EXERCISE DIRECTIONS:
Please rewrite the stretch from the line containing "I need the location" through the line containing "cell-kind: - Insured", putting "candle-bar" in place of "candlestick" and keeping everything else the same.

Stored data
-=-=-=-=-
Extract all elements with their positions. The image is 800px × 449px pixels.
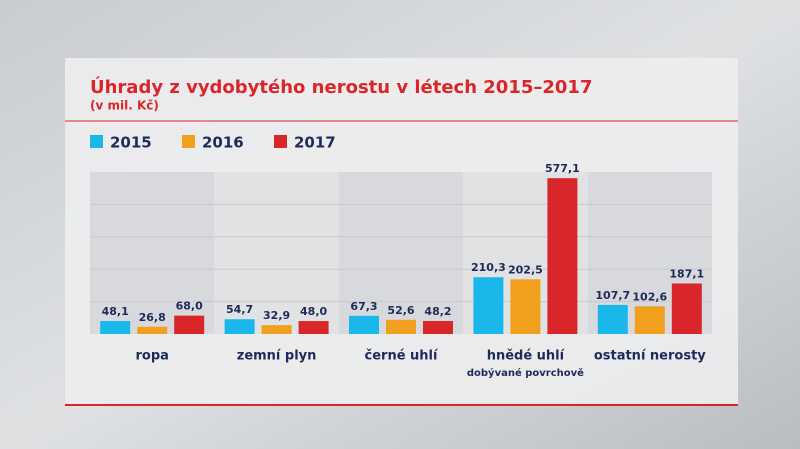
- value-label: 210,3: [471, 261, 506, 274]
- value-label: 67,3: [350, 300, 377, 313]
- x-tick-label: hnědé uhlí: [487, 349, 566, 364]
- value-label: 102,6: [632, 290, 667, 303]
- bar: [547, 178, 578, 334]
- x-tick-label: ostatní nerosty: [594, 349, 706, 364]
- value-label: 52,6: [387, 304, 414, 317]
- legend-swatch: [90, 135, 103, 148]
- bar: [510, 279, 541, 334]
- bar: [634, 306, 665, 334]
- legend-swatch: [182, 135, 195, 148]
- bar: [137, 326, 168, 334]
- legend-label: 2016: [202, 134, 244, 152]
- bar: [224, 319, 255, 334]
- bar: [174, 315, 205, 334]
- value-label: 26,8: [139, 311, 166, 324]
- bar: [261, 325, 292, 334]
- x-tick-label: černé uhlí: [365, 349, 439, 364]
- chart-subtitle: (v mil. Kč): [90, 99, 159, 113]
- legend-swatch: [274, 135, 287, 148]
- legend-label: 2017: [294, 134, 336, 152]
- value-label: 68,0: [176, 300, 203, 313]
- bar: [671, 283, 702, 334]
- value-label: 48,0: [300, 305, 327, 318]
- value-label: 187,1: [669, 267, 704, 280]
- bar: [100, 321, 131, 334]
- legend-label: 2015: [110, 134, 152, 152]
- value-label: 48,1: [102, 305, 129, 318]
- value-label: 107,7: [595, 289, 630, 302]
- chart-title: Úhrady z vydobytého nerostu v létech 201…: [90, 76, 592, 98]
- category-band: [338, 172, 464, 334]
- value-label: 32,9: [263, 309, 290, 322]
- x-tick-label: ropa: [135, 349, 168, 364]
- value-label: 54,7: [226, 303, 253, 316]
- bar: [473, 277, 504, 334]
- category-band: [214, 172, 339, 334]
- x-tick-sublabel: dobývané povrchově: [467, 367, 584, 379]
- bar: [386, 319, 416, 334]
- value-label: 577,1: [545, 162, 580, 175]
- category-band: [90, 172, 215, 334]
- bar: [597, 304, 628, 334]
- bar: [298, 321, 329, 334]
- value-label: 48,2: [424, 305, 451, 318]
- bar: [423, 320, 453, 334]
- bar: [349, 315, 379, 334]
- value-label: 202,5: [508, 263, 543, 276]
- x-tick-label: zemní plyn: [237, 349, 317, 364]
-=-=-=-=-
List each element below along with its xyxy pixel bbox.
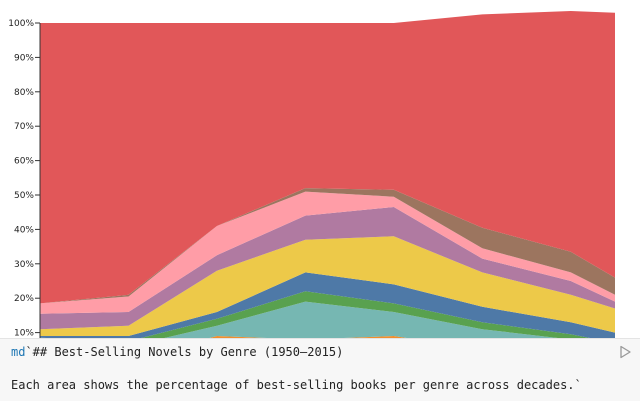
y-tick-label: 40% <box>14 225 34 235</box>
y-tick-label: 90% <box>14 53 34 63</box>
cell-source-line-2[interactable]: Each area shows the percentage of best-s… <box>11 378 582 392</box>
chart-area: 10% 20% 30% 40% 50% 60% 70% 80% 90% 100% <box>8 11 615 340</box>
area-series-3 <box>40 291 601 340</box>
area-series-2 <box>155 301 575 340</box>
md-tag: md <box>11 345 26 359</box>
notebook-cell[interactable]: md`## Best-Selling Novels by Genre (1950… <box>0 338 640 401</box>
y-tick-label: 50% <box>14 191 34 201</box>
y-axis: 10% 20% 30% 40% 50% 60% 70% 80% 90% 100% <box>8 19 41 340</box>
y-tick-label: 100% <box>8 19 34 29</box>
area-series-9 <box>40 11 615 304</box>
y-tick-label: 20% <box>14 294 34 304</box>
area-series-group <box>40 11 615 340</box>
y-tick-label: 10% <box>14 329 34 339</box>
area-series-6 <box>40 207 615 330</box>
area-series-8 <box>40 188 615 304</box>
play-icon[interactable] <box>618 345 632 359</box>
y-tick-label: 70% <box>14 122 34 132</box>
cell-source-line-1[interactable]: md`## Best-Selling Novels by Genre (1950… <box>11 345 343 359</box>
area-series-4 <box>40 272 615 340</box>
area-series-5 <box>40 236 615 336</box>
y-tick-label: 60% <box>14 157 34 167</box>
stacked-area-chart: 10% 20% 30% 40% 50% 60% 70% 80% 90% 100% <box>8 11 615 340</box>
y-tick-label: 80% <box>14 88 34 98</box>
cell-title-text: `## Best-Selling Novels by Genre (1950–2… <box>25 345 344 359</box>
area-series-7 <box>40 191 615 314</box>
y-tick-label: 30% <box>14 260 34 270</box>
-=-=-=-=-
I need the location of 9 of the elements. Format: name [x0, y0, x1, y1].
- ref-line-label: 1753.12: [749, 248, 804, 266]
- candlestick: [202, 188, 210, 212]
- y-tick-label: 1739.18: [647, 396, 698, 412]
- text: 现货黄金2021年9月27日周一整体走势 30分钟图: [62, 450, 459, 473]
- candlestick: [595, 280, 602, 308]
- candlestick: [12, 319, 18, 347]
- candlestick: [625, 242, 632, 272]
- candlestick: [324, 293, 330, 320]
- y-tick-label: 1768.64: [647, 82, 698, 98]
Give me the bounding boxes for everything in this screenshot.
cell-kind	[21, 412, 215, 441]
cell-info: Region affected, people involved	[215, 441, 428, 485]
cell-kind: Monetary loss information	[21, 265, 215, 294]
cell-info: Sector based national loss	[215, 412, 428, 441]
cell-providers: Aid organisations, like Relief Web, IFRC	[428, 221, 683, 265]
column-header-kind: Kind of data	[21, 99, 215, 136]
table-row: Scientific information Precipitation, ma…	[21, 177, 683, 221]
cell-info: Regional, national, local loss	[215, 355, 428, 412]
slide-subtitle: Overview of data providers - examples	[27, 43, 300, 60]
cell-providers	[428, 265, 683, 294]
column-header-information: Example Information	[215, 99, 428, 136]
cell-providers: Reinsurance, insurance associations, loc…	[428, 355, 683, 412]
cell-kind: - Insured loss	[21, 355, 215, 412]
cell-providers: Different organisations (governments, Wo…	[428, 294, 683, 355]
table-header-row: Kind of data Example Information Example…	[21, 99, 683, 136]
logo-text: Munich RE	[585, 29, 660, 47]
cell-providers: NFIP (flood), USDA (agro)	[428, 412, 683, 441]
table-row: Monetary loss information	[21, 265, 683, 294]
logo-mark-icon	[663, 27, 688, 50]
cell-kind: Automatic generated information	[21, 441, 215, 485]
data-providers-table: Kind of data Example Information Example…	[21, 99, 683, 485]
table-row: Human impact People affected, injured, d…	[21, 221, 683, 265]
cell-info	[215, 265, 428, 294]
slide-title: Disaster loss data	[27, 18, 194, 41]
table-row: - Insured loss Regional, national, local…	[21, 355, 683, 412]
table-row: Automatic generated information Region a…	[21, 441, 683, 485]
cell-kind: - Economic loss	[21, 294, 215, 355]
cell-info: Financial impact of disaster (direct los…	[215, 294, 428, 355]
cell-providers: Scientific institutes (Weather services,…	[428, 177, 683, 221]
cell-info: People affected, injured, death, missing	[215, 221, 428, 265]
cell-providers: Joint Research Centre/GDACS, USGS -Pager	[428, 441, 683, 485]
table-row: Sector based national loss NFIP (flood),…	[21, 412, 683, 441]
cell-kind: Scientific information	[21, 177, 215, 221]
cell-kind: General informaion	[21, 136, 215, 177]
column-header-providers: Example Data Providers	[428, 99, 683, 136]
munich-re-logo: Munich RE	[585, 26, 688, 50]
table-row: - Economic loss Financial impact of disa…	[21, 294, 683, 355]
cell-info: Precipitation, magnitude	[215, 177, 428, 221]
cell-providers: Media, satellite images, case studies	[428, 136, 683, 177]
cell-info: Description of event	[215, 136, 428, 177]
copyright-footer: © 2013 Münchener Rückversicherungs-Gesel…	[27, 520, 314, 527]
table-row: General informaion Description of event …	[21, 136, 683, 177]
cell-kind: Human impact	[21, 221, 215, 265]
-=-=-=-=-
FULL SOLUTION:
I need the location of 9 of the elements. Format: name [x0, y0, x1, y1].
- ref-line-label: 1753.12: [749, 248, 804, 266]
- candle-bar: [202, 188, 210, 212]
- y-tick-label: 1739.18: [647, 396, 698, 412]
- text: 现货黄金2021年9月27日周一整体走势 30分钟图: [62, 450, 459, 473]
- candle-bar: [595, 280, 602, 308]
- candle-bar: [12, 319, 18, 347]
- candle-bar: [625, 242, 632, 272]
- candle-bar: [324, 293, 330, 320]
- y-tick-label: 1768.64: [647, 82, 698, 98]
Give me the bounding boxes for everything in this screenshot.
cell-kind	[21, 412, 215, 441]
cell-info: Region affected, people involved	[215, 441, 428, 485]
cell-kind: Monetary loss information	[21, 265, 215, 294]
cell-info: Sector based national loss	[215, 412, 428, 441]
cell-providers: Aid organisations, like Relief Web, IFRC	[428, 221, 683, 265]
column-header-kind: Kind of data	[21, 99, 215, 136]
table-row: Scientific information Precipitation, ma…	[21, 177, 683, 221]
cell-info: Regional, national, local loss	[215, 355, 428, 412]
slide-subtitle: Overview of data providers - examples	[27, 43, 300, 60]
cell-providers	[428, 265, 683, 294]
column-header-information: Example Information	[215, 99, 428, 136]
cell-providers: Reinsurance, insurance associations, loc…	[428, 355, 683, 412]
cell-kind: - Insured loss	[21, 355, 215, 412]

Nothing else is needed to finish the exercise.